■ Recorded data:
[START]
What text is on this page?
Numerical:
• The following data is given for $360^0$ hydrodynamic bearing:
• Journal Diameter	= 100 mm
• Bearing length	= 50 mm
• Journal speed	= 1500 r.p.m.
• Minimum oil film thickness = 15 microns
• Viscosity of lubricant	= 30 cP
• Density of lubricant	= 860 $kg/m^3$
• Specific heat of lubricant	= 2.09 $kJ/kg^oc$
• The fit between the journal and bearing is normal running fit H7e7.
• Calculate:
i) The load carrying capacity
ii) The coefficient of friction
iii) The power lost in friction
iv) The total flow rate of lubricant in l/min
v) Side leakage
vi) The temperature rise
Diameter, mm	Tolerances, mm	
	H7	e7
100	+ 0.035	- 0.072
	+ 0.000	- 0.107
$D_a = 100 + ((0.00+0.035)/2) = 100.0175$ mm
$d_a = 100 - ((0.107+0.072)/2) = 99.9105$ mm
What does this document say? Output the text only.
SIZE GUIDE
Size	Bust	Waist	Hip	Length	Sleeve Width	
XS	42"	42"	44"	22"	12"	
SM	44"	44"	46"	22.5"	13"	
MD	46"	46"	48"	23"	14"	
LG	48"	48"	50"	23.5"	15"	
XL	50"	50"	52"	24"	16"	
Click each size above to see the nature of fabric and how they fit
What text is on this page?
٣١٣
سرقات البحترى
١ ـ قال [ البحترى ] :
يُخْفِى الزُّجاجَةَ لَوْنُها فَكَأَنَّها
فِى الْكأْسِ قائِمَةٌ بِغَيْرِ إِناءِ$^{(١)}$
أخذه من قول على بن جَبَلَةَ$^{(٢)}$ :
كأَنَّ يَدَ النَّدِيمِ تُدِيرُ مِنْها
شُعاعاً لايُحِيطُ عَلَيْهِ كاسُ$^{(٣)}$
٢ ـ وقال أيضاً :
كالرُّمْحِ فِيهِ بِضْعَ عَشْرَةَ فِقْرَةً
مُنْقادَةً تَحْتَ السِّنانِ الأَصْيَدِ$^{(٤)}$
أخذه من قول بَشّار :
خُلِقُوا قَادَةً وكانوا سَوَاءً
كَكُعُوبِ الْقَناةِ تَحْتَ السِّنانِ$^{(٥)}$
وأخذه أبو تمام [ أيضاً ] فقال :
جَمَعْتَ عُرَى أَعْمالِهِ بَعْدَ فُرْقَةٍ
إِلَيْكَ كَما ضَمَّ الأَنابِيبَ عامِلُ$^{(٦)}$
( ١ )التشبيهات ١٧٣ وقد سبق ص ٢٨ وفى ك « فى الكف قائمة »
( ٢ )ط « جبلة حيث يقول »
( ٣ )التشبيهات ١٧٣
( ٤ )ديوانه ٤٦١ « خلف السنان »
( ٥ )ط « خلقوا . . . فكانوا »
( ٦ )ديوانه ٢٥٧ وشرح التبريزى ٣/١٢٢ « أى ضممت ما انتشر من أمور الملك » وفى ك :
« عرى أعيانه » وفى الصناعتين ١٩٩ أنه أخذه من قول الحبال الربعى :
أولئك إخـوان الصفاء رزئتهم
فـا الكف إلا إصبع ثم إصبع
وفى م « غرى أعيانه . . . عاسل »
[END]
Write each line above out exactly.

What text is on this page?
Numerical:
• The following data is given for $360^0$ hydrodynamic bearing:
• Journal Diameter	= 100 mm
• Bearing length	= 50 mm
• Journal speed	= 1500 r.p.m.
• Minimum oil film thickness = 15 microns
• Viscosity of lubricant	= 30 cP
• Density of lubricant	= 860 $kg/m^3$
• Specific heat of lubricant	= 2.09 $kJ/kg^oc$
• The fit between the journal and bearing is normal running fit H7e7.
• Calculate:
i) The load carrying capacity
ii) The coefficient of friction
iii) The power lost in friction
iv) The total flow rate of lubricant in l/min
v) Side leakage
vi) The temperature rise
Diameter, mm	Tolerances, mm	
	H7	e7
100	+ 0.035	- 0.072
	+ 0.000	- 0.107
$D_a = 100 + ((0.00+0.035)/2) = 100.0175$ mm
$d_a = 100 - ((0.107+0.072)/2) = 99.9105$ mm
What does this document say? Output the text only.
SIZE GUIDE
Size	Bust	Waist	Hip	Length	Sleeve Width	
XS	42"	42"	44"	22"	12"	
SM	44"	44"	46"	22.5"	13"	
MD	46"	46"	48"	23"	14"	
LG	48"	48"	50"	23.5"	15"	
XL	50"	50"	52"	24"	16"	
Click each size above to see the nature of fabric and how they fit
What text is on this page?
٣١٣
سرقات البحترى
١ ـ قال [ البحترى ] :
يُخْفِى الزُّجاجَةَ لَوْنُها فَكَأَنَّها
فِى الْكأْسِ قائِمَةٌ بِغَيْرِ إِناءِ$^{(١)}$
أخذه من قول على بن جَبَلَةَ$^{(٢)}$ :
كأَنَّ يَدَ النَّدِيمِ تُدِيرُ مِنْها
شُعاعاً لايُحِيطُ عَلَيْهِ كاسُ$^{(٣)}$
٢ ـ وقال أيضاً :
كالرُّمْحِ فِيهِ بِضْعَ عَشْرَةَ فِقْرَةً
مُنْقادَةً تَحْتَ السِّنانِ الأَصْيَدِ$^{(٤)}$
أخذه من قول بَشّار :
خُلِقُوا قَادَةً وكانوا سَوَاءً
كَكُعُوبِ الْقَناةِ تَحْتَ السِّنانِ$^{(٥)}$
وأخذه أبو تمام [ أيضاً ] فقال :
جَمَعْتَ عُرَى أَعْمالِهِ بَعْدَ فُرْقَةٍ
إِلَيْكَ كَما ضَمَّ الأَنابِيبَ عامِلُ$^{(٦)}$
( ١ )التشبيهات ١٧٣ وقد سبق ص ٢٨ وفى ك « فى الكف قائمة »
( ٢ )ط « جبلة حيث يقول »
( ٣ )التشبيهات ١٧٣
( ٤ )ديوانه ٤٦١ « خلف السنان »
( ٥ )ط « خلقوا . . . فكانوا »
( ٦ )ديوانه ٢٥٧ وشرح التبريزى ٣/١٢٢ « أى ضممت ما انتشر من أمور الملك » وفى ك :
« عرى أعيانه » وفى الصناعتين ١٩٩ أنه أخذه من قول الحبال الربعى :
أولئك إخـوان الصفاء رزئتهم
فـا الكف إلا إصبع ثم إصبع
وفى م « غرى أعيانه . . . عاسل »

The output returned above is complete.